--- Data listing Enclosed Below ---
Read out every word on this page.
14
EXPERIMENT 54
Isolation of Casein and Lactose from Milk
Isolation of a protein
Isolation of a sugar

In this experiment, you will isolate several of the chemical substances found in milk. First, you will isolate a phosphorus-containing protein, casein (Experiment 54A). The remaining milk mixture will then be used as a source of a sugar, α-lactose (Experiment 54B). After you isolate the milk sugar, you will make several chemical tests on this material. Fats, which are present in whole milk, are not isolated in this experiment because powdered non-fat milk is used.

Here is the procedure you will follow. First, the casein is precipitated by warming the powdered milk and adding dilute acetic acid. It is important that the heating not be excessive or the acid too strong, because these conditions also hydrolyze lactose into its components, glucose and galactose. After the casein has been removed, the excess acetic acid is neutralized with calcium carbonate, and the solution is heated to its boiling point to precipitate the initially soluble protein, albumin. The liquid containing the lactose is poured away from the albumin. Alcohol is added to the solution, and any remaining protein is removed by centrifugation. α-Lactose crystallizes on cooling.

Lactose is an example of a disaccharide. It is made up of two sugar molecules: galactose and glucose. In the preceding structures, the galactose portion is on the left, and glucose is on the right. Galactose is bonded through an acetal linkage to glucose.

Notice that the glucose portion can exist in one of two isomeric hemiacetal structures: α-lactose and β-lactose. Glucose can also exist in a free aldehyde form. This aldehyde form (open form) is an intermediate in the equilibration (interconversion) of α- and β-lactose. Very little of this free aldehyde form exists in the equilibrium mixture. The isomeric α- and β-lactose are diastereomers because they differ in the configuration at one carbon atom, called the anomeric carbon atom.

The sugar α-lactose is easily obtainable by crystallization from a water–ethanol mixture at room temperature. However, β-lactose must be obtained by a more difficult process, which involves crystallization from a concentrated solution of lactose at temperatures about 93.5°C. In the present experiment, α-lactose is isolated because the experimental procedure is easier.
--- End of Enclosed Data listing ---
Each line in the data that holds the word "portion" must be copied.

Lactose is an example of a disaccharide. It is made up of two sugar molecules: galactose and glucose. In the preceding structures, the galactose portion is on the left, and glucose is on the right. Galactose is bonded through an acetal linkage to glucose.
Notice that the glucose portion can exist in one of two isomeric hemiacetal structures: α-lactose and β-lactose. Glucose can also exist in a free aldehyde form. This aldehyde form (open form) is an intermediate in the equilibration (interconversion) of α- and β-lactose. Very little of this free aldehyde form exists in the equilibrium mixture. The isomeric α- and β-lactose are diastereomers because they differ in the configuration at one carbon atom, called the anomeric carbon atom.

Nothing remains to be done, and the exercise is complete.